---- Data records
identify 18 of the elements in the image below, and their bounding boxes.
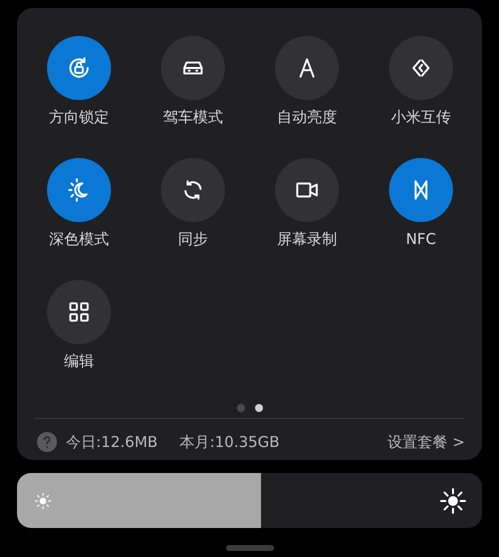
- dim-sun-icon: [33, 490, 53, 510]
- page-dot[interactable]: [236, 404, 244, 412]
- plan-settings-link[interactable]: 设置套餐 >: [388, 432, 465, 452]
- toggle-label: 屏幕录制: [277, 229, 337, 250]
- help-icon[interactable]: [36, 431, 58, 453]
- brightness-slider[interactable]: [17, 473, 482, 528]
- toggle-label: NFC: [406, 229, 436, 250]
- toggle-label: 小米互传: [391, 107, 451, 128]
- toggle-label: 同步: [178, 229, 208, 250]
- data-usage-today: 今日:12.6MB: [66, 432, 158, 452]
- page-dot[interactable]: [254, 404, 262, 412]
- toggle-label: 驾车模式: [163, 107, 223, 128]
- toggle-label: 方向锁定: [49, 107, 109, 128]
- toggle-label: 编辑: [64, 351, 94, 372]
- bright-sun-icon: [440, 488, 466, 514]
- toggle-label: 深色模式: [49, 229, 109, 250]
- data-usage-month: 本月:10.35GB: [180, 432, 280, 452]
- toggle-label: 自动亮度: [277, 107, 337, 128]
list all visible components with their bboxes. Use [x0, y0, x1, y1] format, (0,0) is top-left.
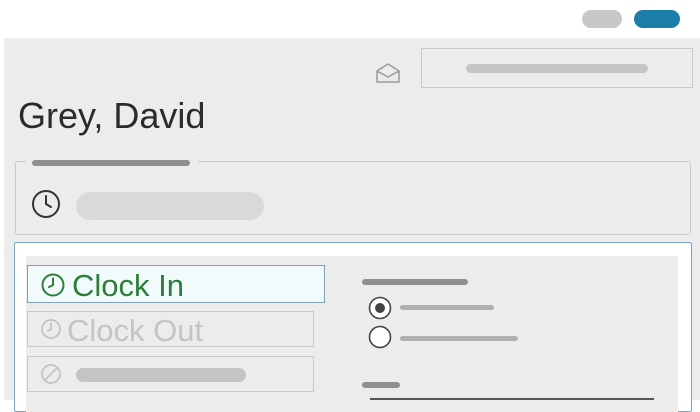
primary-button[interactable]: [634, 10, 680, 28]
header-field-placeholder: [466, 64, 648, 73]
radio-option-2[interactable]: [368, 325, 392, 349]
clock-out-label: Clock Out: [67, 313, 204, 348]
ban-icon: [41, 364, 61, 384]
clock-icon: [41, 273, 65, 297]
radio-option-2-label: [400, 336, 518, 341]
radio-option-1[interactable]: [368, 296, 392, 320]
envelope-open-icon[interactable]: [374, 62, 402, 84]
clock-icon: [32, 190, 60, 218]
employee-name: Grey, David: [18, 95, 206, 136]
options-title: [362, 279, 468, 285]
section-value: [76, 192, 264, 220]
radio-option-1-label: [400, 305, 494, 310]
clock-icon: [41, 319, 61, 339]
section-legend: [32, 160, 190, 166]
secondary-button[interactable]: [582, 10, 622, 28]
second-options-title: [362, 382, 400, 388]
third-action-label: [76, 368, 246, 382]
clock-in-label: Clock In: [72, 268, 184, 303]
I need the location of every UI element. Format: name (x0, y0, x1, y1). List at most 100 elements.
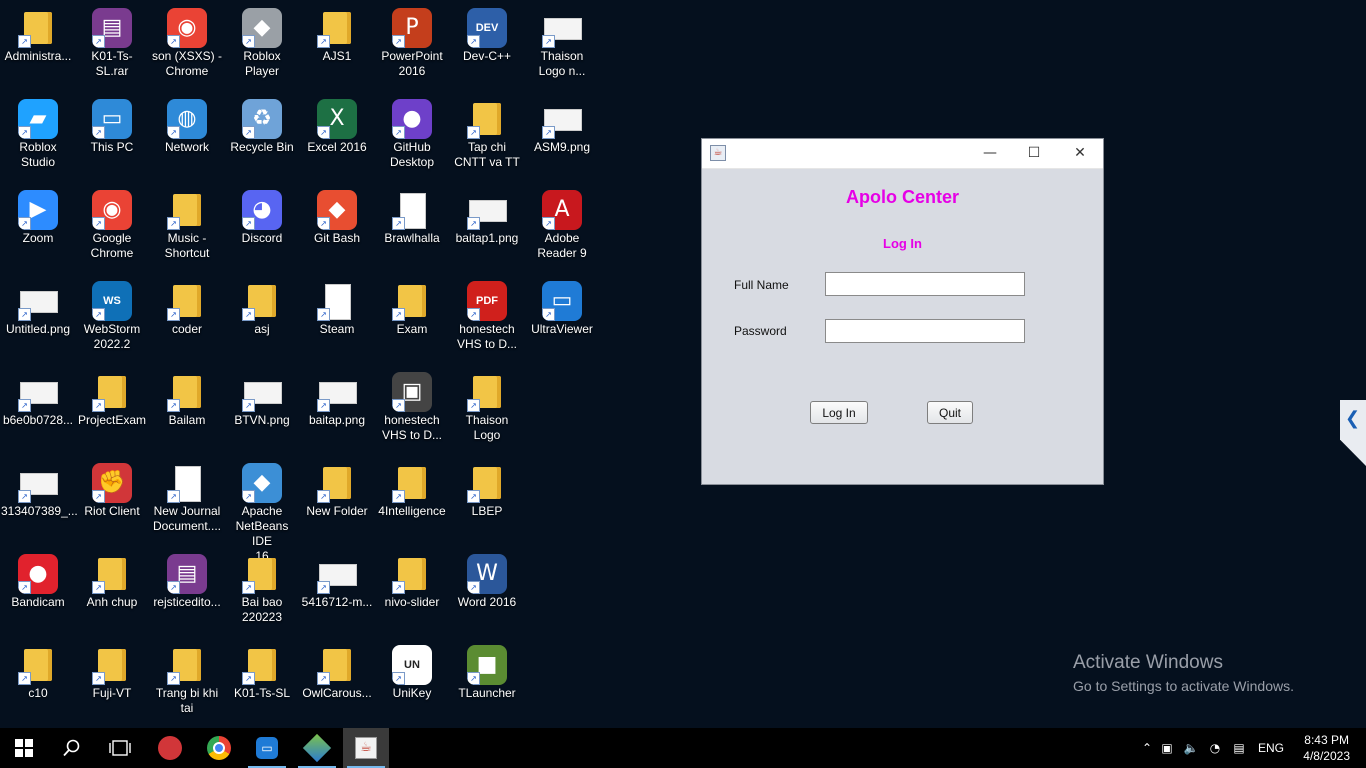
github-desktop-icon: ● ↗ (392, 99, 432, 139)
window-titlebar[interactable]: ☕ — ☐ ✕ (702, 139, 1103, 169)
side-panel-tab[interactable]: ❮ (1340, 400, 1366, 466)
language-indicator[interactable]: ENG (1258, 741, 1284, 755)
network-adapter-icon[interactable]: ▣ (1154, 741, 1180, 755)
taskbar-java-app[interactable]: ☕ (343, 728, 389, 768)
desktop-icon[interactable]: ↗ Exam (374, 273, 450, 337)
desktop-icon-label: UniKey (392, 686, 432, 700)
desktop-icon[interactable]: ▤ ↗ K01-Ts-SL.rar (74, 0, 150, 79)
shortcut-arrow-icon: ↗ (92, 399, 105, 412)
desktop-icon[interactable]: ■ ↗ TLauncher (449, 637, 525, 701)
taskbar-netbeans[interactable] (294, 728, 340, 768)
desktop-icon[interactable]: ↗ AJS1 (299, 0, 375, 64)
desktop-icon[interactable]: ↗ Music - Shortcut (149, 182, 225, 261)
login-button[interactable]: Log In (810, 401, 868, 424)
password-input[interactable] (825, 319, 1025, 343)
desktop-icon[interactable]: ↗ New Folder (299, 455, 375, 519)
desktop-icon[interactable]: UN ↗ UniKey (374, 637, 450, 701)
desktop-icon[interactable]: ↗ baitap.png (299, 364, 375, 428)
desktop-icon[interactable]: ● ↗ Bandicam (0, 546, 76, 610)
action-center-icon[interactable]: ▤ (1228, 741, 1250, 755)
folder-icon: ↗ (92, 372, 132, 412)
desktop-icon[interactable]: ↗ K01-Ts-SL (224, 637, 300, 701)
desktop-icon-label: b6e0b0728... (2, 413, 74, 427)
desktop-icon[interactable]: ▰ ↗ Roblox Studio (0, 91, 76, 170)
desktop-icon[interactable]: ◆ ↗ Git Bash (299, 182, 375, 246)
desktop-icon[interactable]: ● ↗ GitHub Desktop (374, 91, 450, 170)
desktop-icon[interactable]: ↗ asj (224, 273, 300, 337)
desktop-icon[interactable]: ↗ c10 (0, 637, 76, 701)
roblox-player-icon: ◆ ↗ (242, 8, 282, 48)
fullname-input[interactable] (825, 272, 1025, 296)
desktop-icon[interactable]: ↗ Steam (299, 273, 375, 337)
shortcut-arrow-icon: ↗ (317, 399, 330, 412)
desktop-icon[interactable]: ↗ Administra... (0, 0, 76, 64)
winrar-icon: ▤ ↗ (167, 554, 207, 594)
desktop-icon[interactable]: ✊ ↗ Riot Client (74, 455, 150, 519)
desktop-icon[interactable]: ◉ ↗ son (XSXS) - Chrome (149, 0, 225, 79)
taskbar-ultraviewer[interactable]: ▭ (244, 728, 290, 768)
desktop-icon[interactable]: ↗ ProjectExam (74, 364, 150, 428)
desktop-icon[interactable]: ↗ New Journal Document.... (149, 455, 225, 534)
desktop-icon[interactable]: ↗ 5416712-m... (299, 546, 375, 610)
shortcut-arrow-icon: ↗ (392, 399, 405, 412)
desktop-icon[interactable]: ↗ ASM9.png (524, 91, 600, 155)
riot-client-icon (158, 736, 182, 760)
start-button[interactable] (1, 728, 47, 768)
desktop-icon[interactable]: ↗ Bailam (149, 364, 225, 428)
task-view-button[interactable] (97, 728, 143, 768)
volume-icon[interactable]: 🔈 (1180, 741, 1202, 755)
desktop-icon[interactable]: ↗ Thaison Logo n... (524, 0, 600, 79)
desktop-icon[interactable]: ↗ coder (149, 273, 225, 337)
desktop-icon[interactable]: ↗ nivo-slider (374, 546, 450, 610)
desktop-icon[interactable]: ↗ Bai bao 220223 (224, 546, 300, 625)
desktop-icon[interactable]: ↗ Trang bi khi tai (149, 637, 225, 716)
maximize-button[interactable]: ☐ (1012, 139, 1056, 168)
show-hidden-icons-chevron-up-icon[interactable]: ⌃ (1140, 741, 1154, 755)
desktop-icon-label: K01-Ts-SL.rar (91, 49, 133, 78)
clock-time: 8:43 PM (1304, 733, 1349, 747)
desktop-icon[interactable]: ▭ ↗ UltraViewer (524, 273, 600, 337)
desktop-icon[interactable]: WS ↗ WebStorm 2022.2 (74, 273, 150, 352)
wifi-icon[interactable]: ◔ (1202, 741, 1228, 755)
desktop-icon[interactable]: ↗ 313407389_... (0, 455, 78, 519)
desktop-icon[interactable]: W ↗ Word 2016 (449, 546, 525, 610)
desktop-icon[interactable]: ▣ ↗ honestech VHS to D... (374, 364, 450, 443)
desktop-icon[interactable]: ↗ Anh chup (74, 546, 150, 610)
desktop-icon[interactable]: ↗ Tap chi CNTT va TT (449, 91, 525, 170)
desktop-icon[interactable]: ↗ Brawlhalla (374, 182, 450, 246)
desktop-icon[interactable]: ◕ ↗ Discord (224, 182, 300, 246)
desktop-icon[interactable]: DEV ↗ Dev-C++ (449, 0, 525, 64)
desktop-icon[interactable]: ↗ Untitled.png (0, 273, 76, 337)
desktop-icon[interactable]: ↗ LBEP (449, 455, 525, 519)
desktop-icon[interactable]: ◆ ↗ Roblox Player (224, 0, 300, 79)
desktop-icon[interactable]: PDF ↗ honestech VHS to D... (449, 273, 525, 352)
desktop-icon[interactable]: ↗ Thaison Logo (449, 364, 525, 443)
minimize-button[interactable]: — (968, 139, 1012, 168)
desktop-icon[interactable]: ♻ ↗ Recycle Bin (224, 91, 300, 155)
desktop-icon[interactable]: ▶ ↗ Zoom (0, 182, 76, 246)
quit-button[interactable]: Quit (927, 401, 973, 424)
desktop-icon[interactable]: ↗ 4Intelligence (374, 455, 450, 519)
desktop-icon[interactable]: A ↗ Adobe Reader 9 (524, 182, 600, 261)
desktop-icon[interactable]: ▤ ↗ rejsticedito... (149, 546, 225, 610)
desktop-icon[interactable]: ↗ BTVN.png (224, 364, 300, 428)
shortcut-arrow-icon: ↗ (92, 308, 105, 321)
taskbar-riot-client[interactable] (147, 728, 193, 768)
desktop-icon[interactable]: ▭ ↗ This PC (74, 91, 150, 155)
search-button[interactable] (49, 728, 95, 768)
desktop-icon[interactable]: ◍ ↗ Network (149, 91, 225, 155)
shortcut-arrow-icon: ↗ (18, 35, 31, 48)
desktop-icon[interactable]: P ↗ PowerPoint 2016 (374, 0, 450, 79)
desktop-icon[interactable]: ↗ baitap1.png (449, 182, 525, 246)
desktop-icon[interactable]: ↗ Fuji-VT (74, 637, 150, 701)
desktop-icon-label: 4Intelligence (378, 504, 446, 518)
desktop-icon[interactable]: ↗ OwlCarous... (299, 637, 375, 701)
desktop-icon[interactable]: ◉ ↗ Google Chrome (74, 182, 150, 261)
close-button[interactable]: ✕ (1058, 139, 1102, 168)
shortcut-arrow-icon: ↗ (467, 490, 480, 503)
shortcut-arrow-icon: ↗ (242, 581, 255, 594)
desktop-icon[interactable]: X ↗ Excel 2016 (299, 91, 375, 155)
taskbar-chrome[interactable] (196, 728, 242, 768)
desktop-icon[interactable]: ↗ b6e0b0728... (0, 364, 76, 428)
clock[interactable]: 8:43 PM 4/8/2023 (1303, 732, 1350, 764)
--------
▸ Your task: Which lines in the listing above contain the word "usage"? Collect and copy every such line, treating uppercase and lowercase as different.

▸ Result of the exercise:
- data-usage-today: 今日:12.6MB: [66, 432, 158, 452]
- data-usage-month: 本月:10.35GB: [180, 432, 280, 452]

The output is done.